**TASK DIRECTIONS:** Whenever a line below holds the word "semi", copy that line.

**EXTRACTED MATERIAL:**
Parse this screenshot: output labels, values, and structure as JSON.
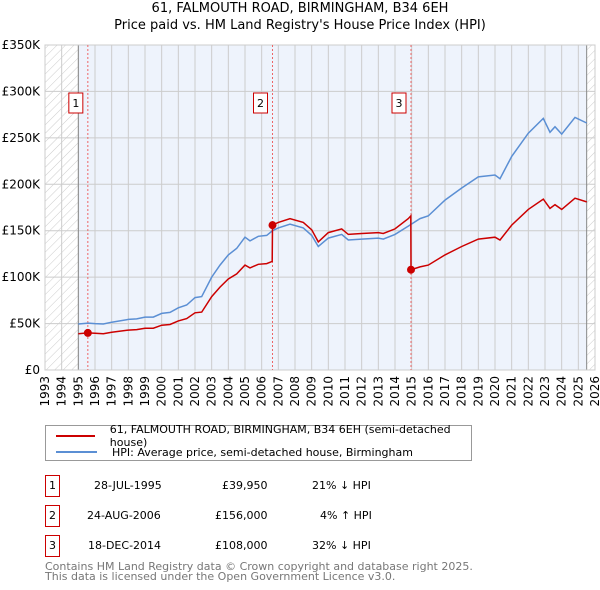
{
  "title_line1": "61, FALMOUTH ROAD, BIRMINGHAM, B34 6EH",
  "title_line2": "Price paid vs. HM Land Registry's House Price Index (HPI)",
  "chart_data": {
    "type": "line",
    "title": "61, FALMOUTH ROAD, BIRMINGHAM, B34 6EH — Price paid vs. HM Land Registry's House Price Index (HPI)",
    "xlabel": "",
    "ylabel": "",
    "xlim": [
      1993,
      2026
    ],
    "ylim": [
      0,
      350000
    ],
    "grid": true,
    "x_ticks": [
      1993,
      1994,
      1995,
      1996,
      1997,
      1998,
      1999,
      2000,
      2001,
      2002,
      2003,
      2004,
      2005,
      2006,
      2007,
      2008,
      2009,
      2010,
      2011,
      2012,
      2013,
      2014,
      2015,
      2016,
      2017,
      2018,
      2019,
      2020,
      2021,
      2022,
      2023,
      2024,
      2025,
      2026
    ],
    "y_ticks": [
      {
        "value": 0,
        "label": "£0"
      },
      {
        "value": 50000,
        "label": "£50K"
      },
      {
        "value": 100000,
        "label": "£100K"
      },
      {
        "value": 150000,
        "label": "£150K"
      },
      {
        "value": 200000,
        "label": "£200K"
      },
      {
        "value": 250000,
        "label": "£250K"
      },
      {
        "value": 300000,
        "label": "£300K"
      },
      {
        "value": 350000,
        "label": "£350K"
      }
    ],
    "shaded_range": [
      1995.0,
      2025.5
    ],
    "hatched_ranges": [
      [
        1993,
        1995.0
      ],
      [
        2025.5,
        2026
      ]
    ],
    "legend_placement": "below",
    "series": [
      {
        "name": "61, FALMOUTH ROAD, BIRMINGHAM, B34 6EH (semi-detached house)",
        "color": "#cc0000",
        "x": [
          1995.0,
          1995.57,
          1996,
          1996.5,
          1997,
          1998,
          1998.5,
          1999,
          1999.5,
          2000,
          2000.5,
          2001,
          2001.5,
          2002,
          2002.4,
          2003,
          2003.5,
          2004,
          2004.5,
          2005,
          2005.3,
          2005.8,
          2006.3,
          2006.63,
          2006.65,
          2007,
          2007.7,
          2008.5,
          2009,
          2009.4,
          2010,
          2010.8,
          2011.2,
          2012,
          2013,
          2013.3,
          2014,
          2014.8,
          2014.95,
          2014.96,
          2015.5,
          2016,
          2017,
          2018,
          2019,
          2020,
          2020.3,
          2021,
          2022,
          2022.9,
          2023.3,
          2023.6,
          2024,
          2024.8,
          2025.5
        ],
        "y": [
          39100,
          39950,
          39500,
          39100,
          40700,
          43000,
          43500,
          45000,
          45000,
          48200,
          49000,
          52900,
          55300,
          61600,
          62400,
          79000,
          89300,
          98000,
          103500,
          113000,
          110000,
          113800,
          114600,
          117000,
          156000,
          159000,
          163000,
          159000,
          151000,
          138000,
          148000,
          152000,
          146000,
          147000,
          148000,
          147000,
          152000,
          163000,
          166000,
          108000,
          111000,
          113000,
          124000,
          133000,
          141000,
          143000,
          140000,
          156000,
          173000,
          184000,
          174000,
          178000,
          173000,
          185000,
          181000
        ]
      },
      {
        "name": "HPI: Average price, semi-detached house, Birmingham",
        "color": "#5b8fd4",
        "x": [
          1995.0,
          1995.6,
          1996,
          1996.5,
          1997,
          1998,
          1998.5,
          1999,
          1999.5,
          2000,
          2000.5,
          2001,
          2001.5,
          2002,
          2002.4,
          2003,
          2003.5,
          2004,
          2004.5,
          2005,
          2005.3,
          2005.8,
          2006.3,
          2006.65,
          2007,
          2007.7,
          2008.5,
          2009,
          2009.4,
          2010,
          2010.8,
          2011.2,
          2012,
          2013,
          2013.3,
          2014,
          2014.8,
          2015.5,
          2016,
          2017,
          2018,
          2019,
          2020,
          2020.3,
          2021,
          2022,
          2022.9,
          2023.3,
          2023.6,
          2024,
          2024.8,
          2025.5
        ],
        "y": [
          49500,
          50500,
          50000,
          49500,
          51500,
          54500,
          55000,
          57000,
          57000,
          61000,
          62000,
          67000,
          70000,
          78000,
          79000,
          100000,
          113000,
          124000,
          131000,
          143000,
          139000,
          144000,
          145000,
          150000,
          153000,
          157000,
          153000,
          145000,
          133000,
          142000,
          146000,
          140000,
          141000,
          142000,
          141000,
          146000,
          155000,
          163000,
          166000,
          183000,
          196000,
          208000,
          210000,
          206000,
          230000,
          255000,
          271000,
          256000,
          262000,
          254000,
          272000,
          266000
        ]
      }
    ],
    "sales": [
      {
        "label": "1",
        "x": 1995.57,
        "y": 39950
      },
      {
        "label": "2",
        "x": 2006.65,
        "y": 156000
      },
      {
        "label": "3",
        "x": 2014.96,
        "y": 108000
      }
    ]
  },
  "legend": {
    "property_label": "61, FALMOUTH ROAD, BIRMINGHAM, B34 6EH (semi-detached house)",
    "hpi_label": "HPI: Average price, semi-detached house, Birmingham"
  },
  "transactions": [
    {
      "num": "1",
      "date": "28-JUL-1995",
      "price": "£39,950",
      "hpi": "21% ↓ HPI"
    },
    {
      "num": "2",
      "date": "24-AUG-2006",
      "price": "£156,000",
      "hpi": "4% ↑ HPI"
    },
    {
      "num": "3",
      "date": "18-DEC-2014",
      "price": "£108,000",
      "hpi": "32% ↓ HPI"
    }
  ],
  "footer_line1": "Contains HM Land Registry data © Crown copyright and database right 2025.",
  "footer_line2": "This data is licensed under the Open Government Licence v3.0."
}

**WRITTEN ANSWER:**
        "name": "61, FALMOUTH ROAD, BIRMINGHAM, B34 6EH (semi-detached house)",
        "name": "HPI: Average price, semi-detached house, Birmingham",
    "property_label": "61, FALMOUTH ROAD, BIRMINGHAM, B34 6EH (semi-detached house)",
    "hpi_label": "HPI: Average price, semi-detached house, Birmingham"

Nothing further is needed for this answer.